Beginning with the line that holds "What does this", set down each line of the data below through the very last, exactly as given, and nothing beyond that.

|---|

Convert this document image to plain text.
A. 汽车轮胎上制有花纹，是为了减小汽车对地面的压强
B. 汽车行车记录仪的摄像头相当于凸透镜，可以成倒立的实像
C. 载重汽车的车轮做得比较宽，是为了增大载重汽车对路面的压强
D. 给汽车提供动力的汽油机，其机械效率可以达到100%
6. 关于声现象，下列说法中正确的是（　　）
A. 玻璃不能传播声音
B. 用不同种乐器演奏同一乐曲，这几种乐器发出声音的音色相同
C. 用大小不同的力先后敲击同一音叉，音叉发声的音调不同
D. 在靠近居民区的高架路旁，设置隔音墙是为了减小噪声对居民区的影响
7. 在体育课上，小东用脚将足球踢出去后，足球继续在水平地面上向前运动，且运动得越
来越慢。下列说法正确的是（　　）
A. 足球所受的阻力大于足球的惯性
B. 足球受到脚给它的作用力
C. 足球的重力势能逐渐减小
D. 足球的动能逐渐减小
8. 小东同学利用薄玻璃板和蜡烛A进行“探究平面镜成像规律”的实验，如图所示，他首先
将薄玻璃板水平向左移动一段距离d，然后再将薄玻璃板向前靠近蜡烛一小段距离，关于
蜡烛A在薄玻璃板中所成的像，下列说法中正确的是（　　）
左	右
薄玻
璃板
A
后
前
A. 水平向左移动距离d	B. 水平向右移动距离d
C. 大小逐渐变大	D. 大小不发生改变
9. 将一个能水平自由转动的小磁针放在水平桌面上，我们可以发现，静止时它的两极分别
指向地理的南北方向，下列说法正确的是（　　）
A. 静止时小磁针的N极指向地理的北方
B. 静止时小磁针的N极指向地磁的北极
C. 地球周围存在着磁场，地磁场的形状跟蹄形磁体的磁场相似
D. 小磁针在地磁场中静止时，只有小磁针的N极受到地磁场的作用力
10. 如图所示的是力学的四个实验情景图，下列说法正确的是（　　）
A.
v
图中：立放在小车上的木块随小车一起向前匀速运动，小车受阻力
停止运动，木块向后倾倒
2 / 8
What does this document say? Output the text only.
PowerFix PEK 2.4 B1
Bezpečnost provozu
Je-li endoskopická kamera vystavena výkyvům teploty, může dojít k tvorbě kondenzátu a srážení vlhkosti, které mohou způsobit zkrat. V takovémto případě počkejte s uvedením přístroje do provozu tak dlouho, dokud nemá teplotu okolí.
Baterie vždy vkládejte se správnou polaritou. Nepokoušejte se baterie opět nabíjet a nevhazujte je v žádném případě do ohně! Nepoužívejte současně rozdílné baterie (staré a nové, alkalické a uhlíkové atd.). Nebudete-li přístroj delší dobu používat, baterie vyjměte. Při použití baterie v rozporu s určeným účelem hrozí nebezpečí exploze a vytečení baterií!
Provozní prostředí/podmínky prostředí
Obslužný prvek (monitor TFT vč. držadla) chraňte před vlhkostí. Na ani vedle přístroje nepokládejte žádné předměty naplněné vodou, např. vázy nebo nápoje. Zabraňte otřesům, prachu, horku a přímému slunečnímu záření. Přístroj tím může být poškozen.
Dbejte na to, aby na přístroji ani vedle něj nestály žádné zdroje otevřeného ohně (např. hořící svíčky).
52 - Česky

|---|

Result —
What does this document say? Output the text only.
PowerFix PEK 2.4 B1
Bezpečnost provozu
Je-li endoskopická kamera vystavena výkyvům teploty, může dojít k tvorbě kondenzátu a srážení vlhkosti, které mohou způsobit zkrat. V takovémto případě počkejte s uvedením přístroje do provozu tak dlouho, dokud nemá teplotu okolí.
Baterie vždy vkládejte se správnou polaritou. Nepokoušejte se baterie opět nabíjet a nevhazujte je v žádném případě do ohně! Nepoužívejte současně rozdílné baterie (staré a nové, alkalické a uhlíkové atd.). Nebudete-li přístroj delší dobu používat, baterie vyjměte. Při použití baterie v rozporu s určeným účelem hrozí nebezpečí exploze a vytečení baterií!
Provozní prostředí/podmínky prostředí
Obslužný prvek (monitor TFT vč. držadla) chraňte před vlhkostí. Na ani vedle přístroje nepokládejte žádné předměty naplněné vodou, např. vázy nebo nápoje. Zabraňte otřesům, prachu, horku a přímému slunečnímu záření. Přístroj tím může být poškozen.
Dbejte na to, aby na přístroji ani vedle něj nestály žádné zdroje otevřeného ohně (např. hořící svíčky).
52 - Česky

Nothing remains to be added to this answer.